Task description
Pick out each line containing the string "Skyline".

## Begin Exercise material

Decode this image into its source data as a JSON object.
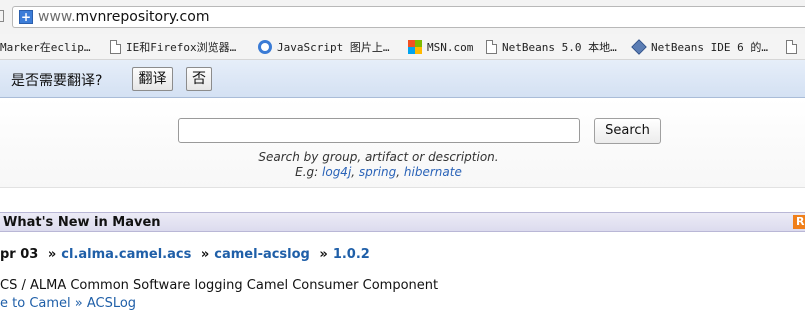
{
  "browser": {
    "url_prefix": "www.",
    "url_domain": "mvnrepository.com"
  },
  "bookmarks": [
    {
      "label": "Marker在eclip…",
      "icon": "none"
    },
    {
      "label": "IE和Firefox浏览器…",
      "icon": "page-icon"
    },
    {
      "label": "JavaScript 图片上…",
      "icon": "javascript-icon"
    },
    {
      "label": "MSN.com",
      "icon": "windows-logo-icon"
    },
    {
      "label": "NetBeans 5.0 本地…",
      "icon": "page-icon"
    },
    {
      "label": "NetBeans IDE 6 的…",
      "icon": "netbeans-icon"
    }
  ],
  "translate_bar": {
    "prompt": "是否需要翻译?",
    "translate_label": "翻译",
    "no_label": "否"
  },
  "search": {
    "value": "",
    "button_label": "Search",
    "hint": "Search by group, artifact or description.",
    "examples_prefix": "E.g: ",
    "examples": [
      "log4j",
      "spring",
      "hibernate"
    ],
    "examples_sep": ", "
  },
  "whats_new": {
    "title": "What's New in Maven",
    "rss_label": "R",
    "date_fragment": "pr 03",
    "group": "cl.alma.camel.acs",
    "artifact": "camel-acslog",
    "version": "1.0.2",
    "separator": "»",
    "description": "CS / ALMA Common Software logging Camel Consumer Component",
    "link_fragment": "e to Camel » ACSLog"
  },
  "colors": {
    "link": "#1f5fa8",
    "translate_bar": "#dbe6f5",
    "section_header": "#e2e1f1",
    "rss": "#f07f1a"
  }
}
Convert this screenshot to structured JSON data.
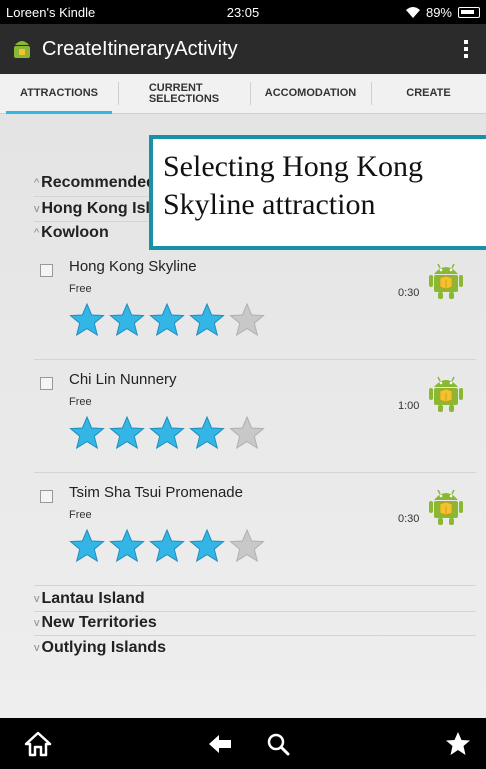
{
  "status_bar": {
    "device_name": "Loreen's Kindle",
    "time": "23:05",
    "battery": "89%"
  },
  "action_bar": {
    "title": "CreateItineraryActivity",
    "overflow_icon": "overflow-menu-icon"
  },
  "tabs": [
    {
      "label": "ATTRACTIONS",
      "active": true
    },
    {
      "label": "CURRENT",
      "sublabel": "SELECTIONS",
      "active": false
    },
    {
      "label": "ACCOMODATION",
      "active": false
    },
    {
      "label": "CREATE",
      "active": false
    }
  ],
  "groups_top": [
    {
      "label": "Recommended",
      "chevron": "^"
    },
    {
      "label": "Hong Kong Island",
      "chevron": "v"
    },
    {
      "label": "Kowloon",
      "chevron": "^"
    }
  ],
  "attractions": [
    {
      "name": "Hong Kong Skyline",
      "price": "Free",
      "duration": "0:30",
      "rating": 4,
      "max_rating": 5
    },
    {
      "name": "Chi Lin Nunnery",
      "price": "Free",
      "duration": "1:00",
      "rating": 4,
      "max_rating": 5
    },
    {
      "name": "Tsim Sha Tsui Promenade",
      "price": "Free",
      "duration": "0:30",
      "rating": 4,
      "max_rating": 5
    }
  ],
  "groups_bottom": [
    {
      "label": "Lantau Island",
      "chevron": "v"
    },
    {
      "label": "New Territories",
      "chevron": "v"
    },
    {
      "label": "Outlying Islands",
      "chevron": "v"
    }
  ],
  "callout": {
    "line1": "Selecting Hong Kong",
    "line2": "Skyline attraction"
  },
  "colors": {
    "accent": "#33b5e5",
    "star_filled": "#33b5e5",
    "star_empty": "#c8c8c8",
    "android_green": "#8ab833",
    "callout_border": "#1a8fa8"
  },
  "nav_bar": {
    "icons": [
      "home-icon",
      "back-icon",
      "search-icon",
      "favorites-star-icon"
    ]
  }
}
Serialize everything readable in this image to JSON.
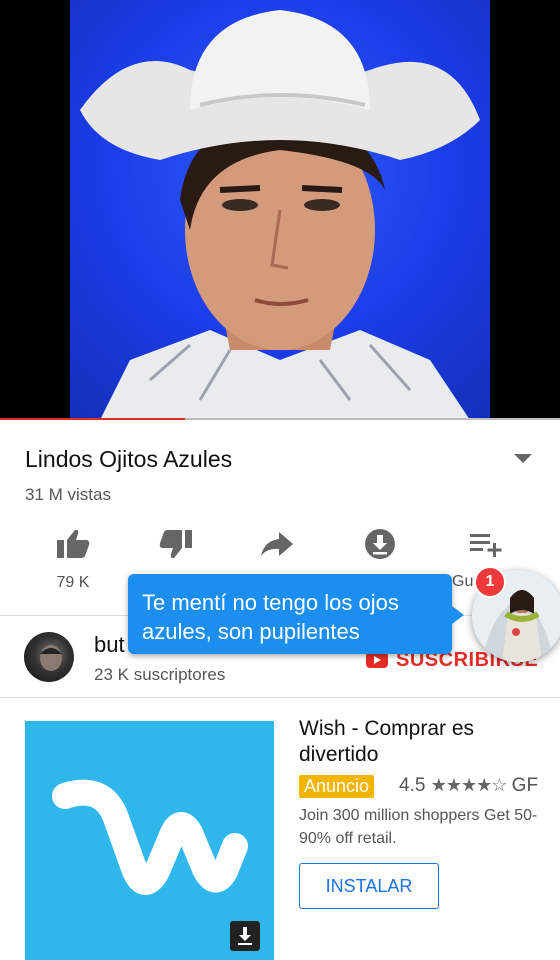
{
  "player": {
    "progress_fraction": 0.33
  },
  "video": {
    "title": "Lindos Ojitos Azules",
    "views": "31 M vistas"
  },
  "actions": [
    {
      "icon": "thumbs-up-icon",
      "label": "79 K"
    },
    {
      "icon": "thumbs-down-icon",
      "label": ""
    },
    {
      "icon": "share-icon",
      "label": ""
    },
    {
      "icon": "download-icon",
      "label": ""
    },
    {
      "icon": "add-to-playlist-icon",
      "label": "Gu"
    }
  ],
  "channel": {
    "name": "but",
    "subscribers": "23 K suscriptores",
    "subscribe_label": "SUSCRIBIRSE"
  },
  "chat": {
    "message": "Te mentí no tengo los ojos azules, son pupilentes",
    "unread_count": "1"
  },
  "ad": {
    "app_name": "Wish - Comprar es divertido",
    "badge": "Anuncio",
    "rating": "4.5",
    "stars": "★★★★☆",
    "rating_suffix": "GF",
    "description": "Join 300 million shoppers Get 50-90% off retail.",
    "install_label": "INSTALAR"
  },
  "colors": {
    "accent_red": "#e52d27",
    "chat_blue": "#1b8ef0",
    "wish_blue": "#2fb7ec",
    "ad_badge": "#f4b400",
    "install_blue": "#1a73e8"
  }
}
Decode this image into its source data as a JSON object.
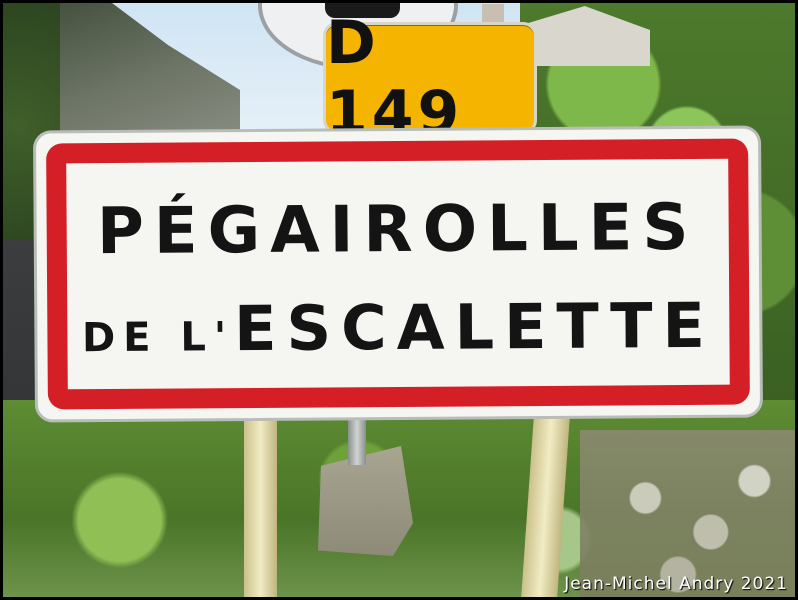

## End Exercise material

Exercise output
      "name": "Hong Kong Skyline",
    "line2": "Skyline attraction"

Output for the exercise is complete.